**Given problem 1:** Transcribe the tree-based regression page from "XGBoost time with" up to and including "y = y.squeeze()".
**Given problem 2:** List every class that the tree-based regression page imports from the DLL.MachineLearning.SupervisedLearning.Trees module.

**Text:**
+--

Note
Go to the end to download the full example code.
Regression using tree based models
This script evaluates and compares various regression models, including regression trees, random forest, gradient boosting, AdaBoost, XGBoost, and LGBM, using synthetic datasets.
XGBoost time with 50 weak learners: 1.5154590999882203
LGBM time with 150 weak learners: 1.1558387000113726
import torch
import matplotlib.pyplot as plt
from sklearn.ensemble import GradientBoostingRegressor as gbr, AdaBoostRegressor as abr
from sklearn.tree import DecisionTreeRegressor
from time import perf_counter
from DLL.MachineLearning.SupervisedLearning.Trees import RegressionTree, RandomForestRegressor, GradientBoostingRegressor, AdaBoostRegressor, XGBoostingRegressor, LGBMRegressor
from DLL.Data.Preprocessing import data_split
n = 100
x = torch.linspace(0, 1, n).unsqueeze(-1)
y = 0.2 * torch.sin(20 * x) + x * x + torch.normal(mean=0, std=0.05, size=(n, 1))
y = y.squeeze()
rand_feats = torch.randint_like(x, 2)
x = torch.cat([x, rand_feats], dim=1)
model = RegressionTree()
model.fit(x, y)
x_test, _ = torch.rand((n, 1)).sort(dim=0)
x_test_rand_feats = torch.randint_like(x_test, 2)
x_test = torch.cat([x_test, x_test_rand_feats], dim=1)

+--

**Raw data:**
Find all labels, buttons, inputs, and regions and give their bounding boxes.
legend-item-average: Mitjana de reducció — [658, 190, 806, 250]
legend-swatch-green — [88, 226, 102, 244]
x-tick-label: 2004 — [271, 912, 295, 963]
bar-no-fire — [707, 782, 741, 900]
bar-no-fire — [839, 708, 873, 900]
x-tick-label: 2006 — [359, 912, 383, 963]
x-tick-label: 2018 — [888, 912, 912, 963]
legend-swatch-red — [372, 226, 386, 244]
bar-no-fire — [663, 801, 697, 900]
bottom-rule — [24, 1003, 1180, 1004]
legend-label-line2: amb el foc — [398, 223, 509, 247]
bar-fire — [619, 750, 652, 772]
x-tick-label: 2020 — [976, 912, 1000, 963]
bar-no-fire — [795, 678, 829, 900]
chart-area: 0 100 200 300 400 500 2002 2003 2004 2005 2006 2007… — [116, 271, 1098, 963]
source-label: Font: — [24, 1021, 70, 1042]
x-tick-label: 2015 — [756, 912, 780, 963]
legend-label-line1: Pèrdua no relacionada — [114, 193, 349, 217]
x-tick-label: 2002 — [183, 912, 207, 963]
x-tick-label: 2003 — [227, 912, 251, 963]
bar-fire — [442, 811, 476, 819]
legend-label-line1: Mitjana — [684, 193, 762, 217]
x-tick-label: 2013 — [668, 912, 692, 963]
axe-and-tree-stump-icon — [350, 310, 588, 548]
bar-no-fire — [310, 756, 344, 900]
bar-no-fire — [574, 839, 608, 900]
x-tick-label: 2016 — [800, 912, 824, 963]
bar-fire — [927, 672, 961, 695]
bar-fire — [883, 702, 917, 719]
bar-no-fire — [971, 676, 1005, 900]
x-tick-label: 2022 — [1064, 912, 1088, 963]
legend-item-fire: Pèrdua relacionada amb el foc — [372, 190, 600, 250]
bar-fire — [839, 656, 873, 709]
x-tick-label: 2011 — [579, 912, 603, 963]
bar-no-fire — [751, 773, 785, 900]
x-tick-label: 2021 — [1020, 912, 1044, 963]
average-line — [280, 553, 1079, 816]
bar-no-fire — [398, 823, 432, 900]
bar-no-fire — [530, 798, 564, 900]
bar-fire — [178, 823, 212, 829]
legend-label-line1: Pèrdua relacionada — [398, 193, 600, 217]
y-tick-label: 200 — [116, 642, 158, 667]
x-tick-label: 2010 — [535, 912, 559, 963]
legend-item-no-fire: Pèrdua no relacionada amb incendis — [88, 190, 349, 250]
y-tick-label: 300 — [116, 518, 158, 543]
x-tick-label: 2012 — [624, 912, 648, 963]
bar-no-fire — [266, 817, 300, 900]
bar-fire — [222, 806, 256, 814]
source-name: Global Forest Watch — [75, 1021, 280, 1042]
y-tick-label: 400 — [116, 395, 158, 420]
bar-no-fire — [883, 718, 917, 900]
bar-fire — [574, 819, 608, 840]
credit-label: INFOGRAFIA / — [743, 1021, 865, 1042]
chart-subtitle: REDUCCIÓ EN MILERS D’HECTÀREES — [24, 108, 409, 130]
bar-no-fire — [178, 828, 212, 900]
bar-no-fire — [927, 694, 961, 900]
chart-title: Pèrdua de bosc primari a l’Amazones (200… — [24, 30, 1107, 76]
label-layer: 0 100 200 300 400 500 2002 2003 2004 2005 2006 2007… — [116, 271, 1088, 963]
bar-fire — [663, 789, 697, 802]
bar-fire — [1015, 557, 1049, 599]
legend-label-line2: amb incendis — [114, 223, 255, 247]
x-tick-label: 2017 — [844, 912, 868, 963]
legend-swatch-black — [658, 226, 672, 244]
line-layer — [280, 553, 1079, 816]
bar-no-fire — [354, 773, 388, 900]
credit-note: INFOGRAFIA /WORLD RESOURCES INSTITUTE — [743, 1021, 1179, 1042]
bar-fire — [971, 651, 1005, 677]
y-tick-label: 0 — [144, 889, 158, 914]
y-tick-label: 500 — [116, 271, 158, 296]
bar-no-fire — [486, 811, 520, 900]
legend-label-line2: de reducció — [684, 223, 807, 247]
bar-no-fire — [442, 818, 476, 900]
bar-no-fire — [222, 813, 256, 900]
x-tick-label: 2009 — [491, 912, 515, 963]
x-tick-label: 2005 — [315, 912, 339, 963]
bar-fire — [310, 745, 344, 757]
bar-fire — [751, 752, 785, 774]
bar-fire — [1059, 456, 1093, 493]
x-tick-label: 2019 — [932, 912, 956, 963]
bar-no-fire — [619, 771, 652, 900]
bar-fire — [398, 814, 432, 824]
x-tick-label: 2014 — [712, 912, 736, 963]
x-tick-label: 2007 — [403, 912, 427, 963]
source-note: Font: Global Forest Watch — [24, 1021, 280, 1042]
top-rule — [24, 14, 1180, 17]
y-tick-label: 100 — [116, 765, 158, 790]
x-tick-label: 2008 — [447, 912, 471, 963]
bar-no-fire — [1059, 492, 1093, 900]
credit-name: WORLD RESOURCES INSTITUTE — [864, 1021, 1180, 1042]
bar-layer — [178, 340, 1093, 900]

+--

**Worked answer 1:**
XGBoost time with 50 weak learners: 1.5154590999882203
LGBM time with 150 weak learners: 1.1558387000113726
import torch
import matplotlib.pyplot as plt
from sklearn.ensemble import GradientBoostingRegressor as gbr, AdaBoostRegressor as abr
from sklearn.tree import DecisionTreeRegressor
from time import perf_counter
from DLL.MachineLearning.SupervisedLearning.Trees import RegressionTree, RandomForestRegressor, GradientBoostingRegressor, AdaBoostRegressor, XGBoostingRegressor, LGBMRegressor
from DLL.Data.Preprocessing import data_split
n = 100
x = torch.linspace(0, 1, n).unsqueeze(-1)
y = 0.2 * torch.sin(20 * x) + x * x + torch.normal(mean=0, std=0.05, size=(n, 1))
y = y.squeeze()

**Worked answer 2:**
RegressionTree
RandomForestRegressor
GradientBoostingRegressor
AdaBoostRegressor
XGBoostingRegressor
LGBMRegressor